Aim>
Single out the lines of the material that contain "Ciudad" and copy them.

Provided information>
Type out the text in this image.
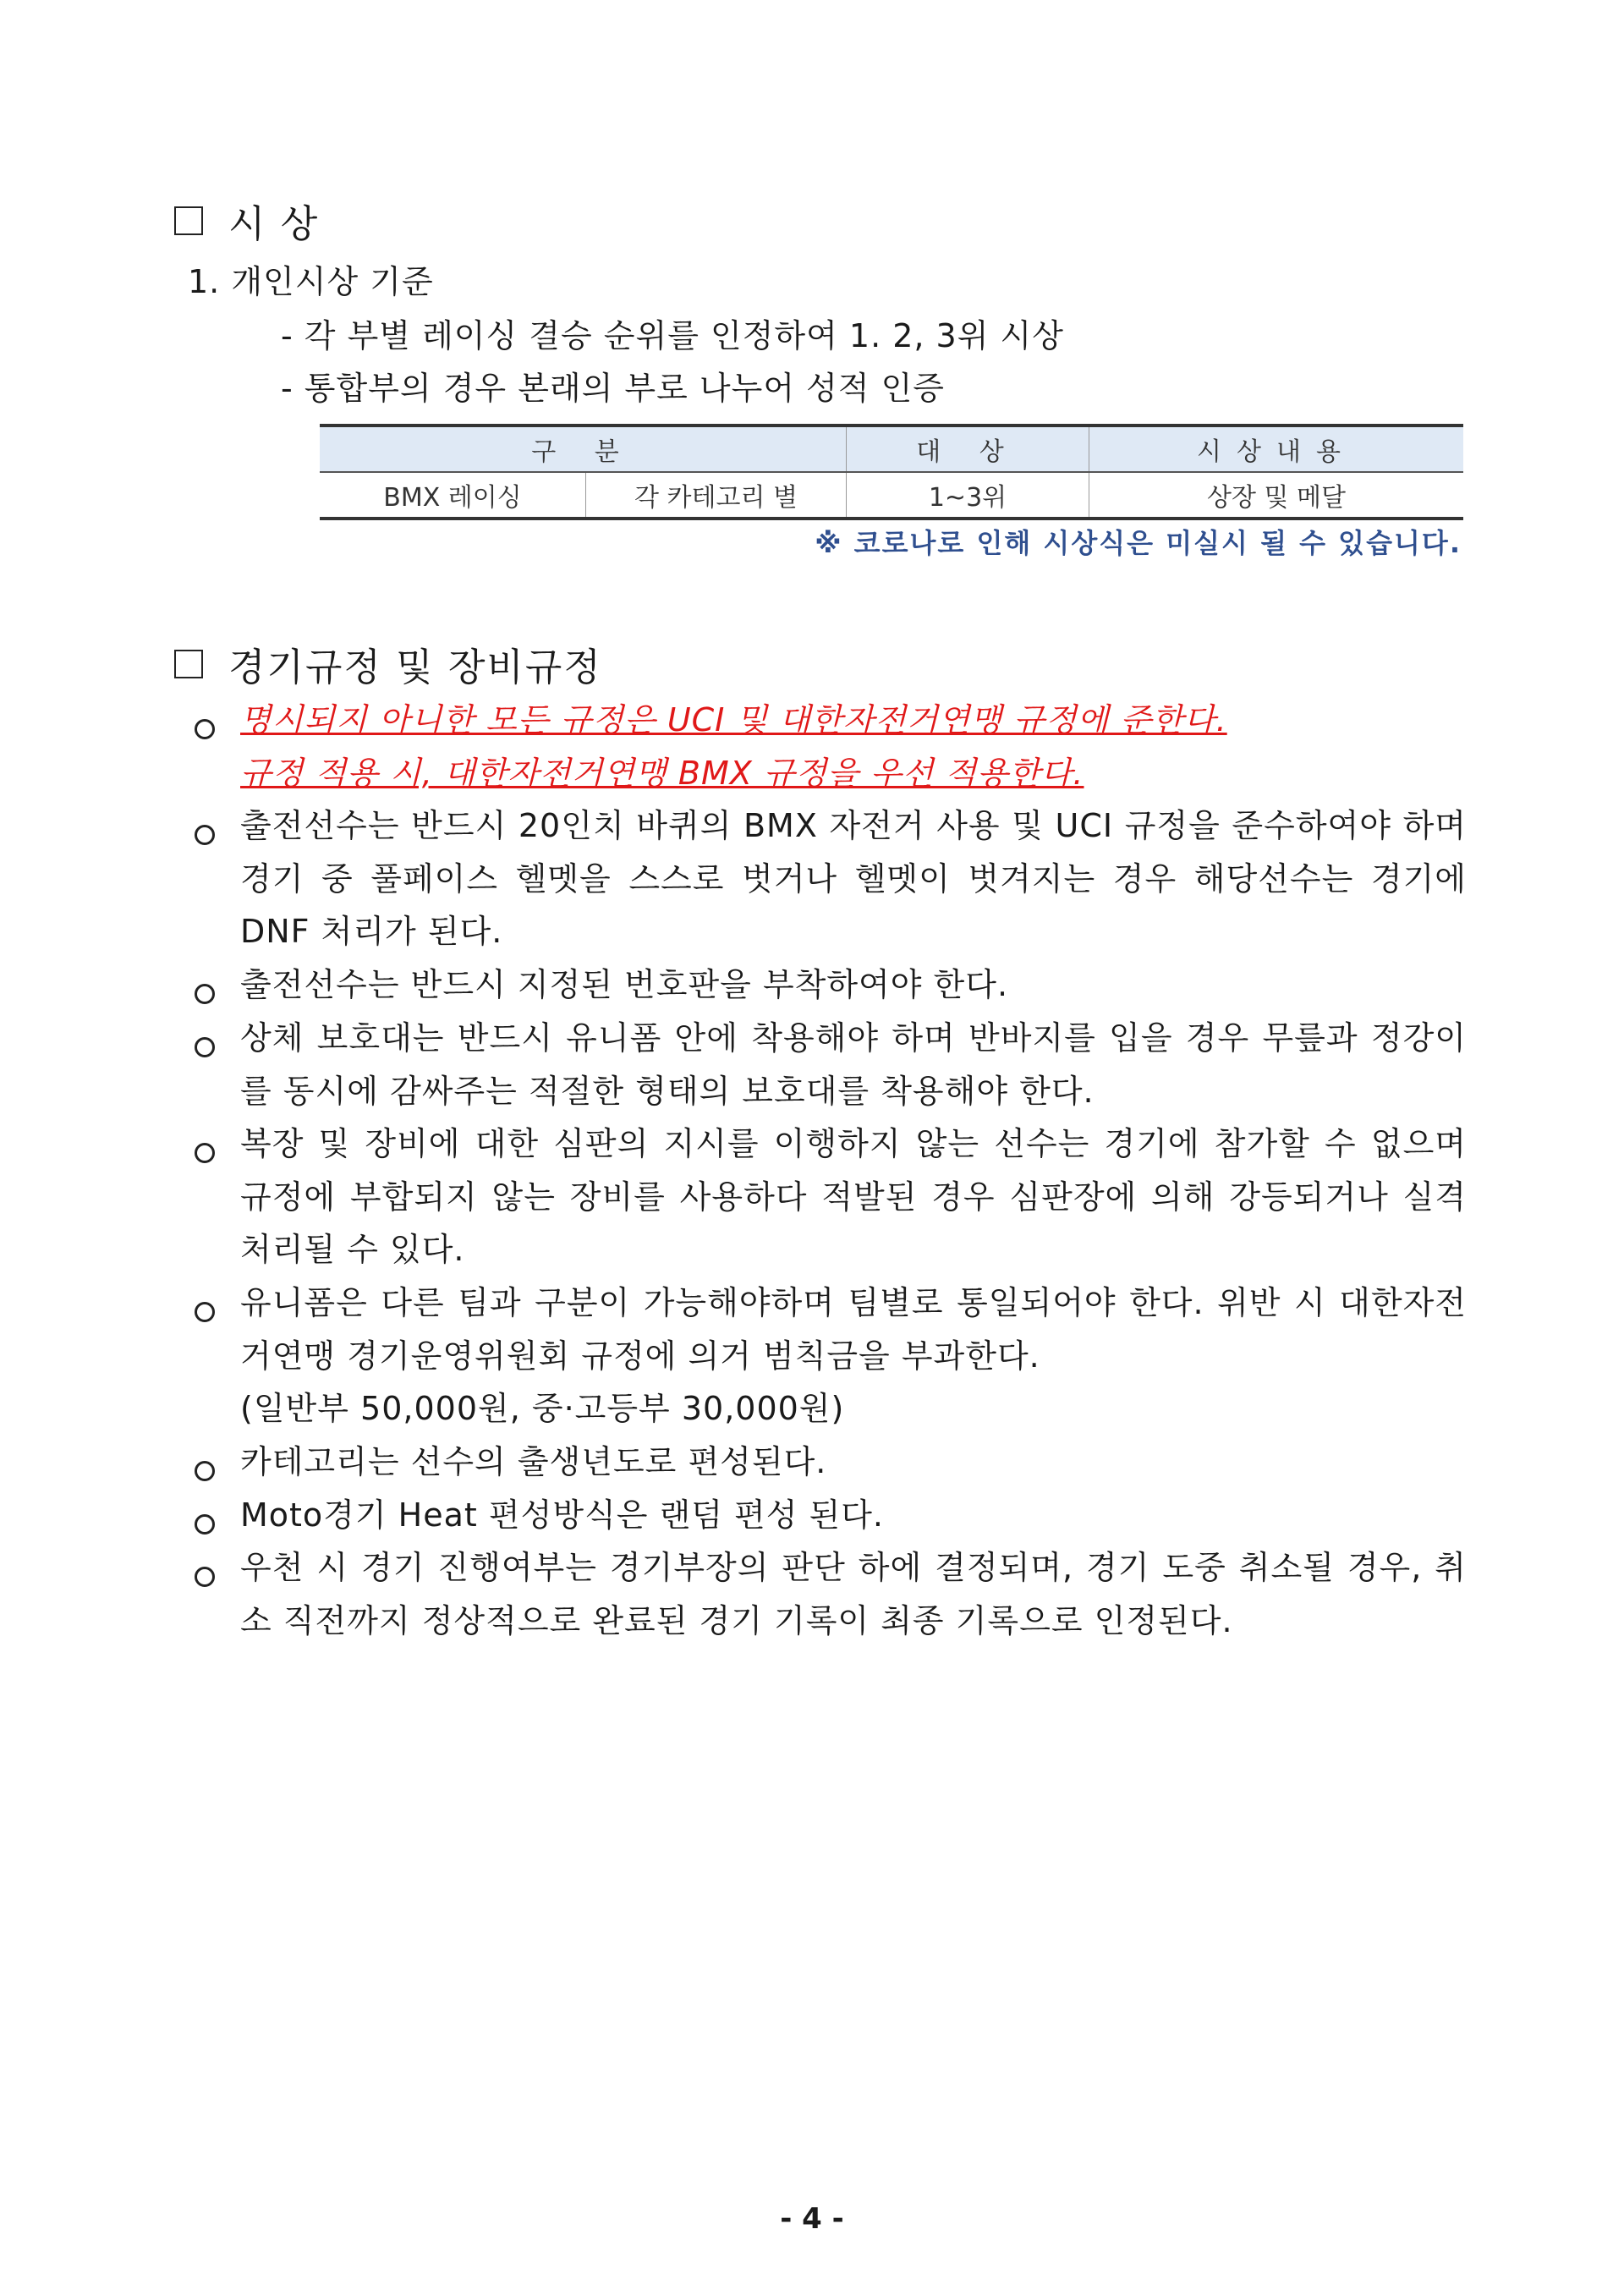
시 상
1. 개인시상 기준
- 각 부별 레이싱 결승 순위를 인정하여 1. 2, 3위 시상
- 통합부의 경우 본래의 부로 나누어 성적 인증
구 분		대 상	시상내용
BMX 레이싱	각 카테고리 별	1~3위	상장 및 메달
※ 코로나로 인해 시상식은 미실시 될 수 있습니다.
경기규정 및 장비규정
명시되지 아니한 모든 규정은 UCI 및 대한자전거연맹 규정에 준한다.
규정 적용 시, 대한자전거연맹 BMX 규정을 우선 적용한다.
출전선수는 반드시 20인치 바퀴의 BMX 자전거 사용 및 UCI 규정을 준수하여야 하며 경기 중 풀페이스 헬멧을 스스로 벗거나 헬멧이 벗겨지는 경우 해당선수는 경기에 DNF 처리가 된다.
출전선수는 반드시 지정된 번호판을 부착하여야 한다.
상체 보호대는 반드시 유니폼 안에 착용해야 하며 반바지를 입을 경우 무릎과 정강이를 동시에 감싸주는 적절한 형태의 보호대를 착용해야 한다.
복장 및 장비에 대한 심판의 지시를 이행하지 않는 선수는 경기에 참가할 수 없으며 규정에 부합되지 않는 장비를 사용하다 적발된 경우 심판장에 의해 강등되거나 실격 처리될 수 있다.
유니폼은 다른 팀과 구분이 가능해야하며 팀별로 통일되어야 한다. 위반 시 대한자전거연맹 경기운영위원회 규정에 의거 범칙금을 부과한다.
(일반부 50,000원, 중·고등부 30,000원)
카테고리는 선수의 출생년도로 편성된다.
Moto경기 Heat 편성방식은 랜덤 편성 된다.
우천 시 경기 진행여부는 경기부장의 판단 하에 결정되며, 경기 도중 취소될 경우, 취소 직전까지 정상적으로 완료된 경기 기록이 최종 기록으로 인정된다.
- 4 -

==

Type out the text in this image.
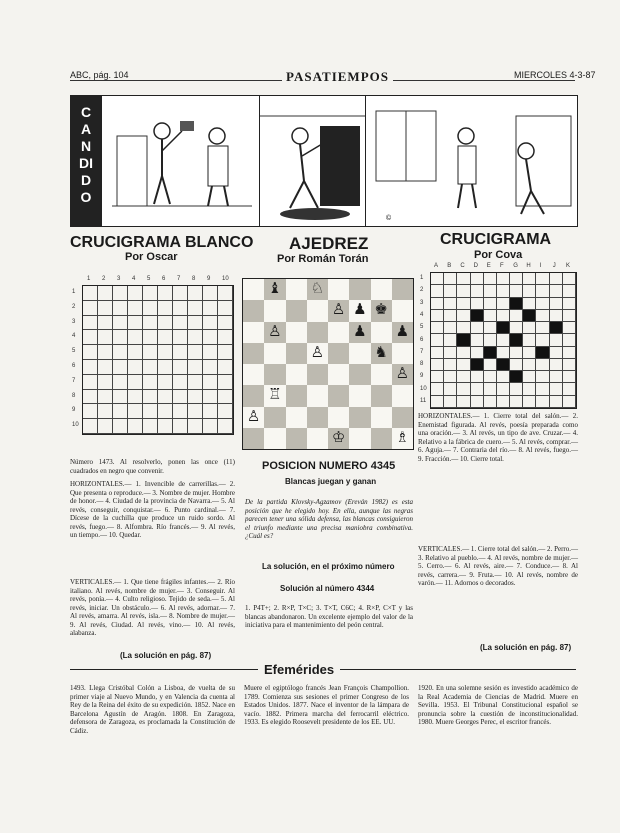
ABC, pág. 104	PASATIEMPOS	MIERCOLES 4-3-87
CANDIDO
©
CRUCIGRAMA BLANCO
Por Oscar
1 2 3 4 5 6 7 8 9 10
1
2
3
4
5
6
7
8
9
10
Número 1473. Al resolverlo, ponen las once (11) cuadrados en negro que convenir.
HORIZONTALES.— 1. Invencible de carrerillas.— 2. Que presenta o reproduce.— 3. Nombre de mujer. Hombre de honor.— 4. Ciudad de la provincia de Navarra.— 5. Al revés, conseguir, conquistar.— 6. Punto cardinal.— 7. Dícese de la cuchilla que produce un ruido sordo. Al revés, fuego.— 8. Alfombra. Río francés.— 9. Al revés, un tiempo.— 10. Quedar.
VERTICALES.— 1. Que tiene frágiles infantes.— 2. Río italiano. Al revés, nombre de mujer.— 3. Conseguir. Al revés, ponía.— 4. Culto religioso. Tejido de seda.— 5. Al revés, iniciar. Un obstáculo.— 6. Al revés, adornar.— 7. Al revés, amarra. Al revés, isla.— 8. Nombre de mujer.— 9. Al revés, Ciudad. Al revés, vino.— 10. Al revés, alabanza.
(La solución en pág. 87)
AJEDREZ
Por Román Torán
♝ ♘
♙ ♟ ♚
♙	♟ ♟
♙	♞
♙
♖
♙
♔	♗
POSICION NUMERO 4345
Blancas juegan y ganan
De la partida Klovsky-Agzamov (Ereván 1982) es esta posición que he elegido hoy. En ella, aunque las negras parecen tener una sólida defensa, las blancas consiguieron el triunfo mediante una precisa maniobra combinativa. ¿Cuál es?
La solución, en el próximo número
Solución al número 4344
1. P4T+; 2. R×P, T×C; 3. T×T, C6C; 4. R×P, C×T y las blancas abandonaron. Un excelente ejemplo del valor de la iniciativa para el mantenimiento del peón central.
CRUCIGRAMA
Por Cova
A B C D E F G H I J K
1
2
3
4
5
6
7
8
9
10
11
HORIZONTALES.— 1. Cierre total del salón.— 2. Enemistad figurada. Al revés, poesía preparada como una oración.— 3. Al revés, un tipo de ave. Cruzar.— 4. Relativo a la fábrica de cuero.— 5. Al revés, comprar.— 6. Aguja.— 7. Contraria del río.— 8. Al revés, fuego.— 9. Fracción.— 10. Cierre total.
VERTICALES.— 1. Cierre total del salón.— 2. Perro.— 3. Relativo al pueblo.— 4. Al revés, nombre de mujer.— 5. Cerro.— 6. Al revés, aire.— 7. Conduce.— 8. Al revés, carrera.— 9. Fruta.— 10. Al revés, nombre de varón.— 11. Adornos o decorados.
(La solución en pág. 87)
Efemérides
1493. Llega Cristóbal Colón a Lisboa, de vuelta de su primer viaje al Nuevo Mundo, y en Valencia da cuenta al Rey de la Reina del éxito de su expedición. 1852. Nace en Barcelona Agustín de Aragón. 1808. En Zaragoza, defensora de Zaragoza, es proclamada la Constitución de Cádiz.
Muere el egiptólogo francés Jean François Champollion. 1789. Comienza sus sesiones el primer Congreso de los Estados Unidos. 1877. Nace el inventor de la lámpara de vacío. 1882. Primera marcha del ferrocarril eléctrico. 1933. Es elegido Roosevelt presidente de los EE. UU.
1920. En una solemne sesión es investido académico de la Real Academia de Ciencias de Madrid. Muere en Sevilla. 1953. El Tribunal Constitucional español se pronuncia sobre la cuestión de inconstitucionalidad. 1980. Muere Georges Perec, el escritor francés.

Result>
HORIZONTALES.— 1. Invencible de carrerillas.— 2. Que presenta o reproduce.— 3. Nombre de mujer. Hombre de honor.— 4. Ciudad de la provincia de Navarra.— 5. Al revés, conseguir, conquistar.— 6. Punto cardinal.— 7. Dícese de la cuchilla que produce un ruido sordo. Al revés, fuego.— 8. Alfombra. Río francés.— 9. Al revés, un tiempo.— 10. Quedar.
VERTICALES.— 1. Que tiene frágiles infantes.— 2. Río italiano. Al revés, nombre de mujer.— 3. Conseguir. Al revés, ponía.— 4. Culto religioso. Tejido de seda.— 5. Al revés, iniciar. Un obstáculo.— 6. Al revés, adornar.— 7. Al revés, amarra. Al revés, isla.— 8. Nombre de mujer.— 9. Al revés, Ciudad. Al revés, vino.— 10. Al revés, alabanza.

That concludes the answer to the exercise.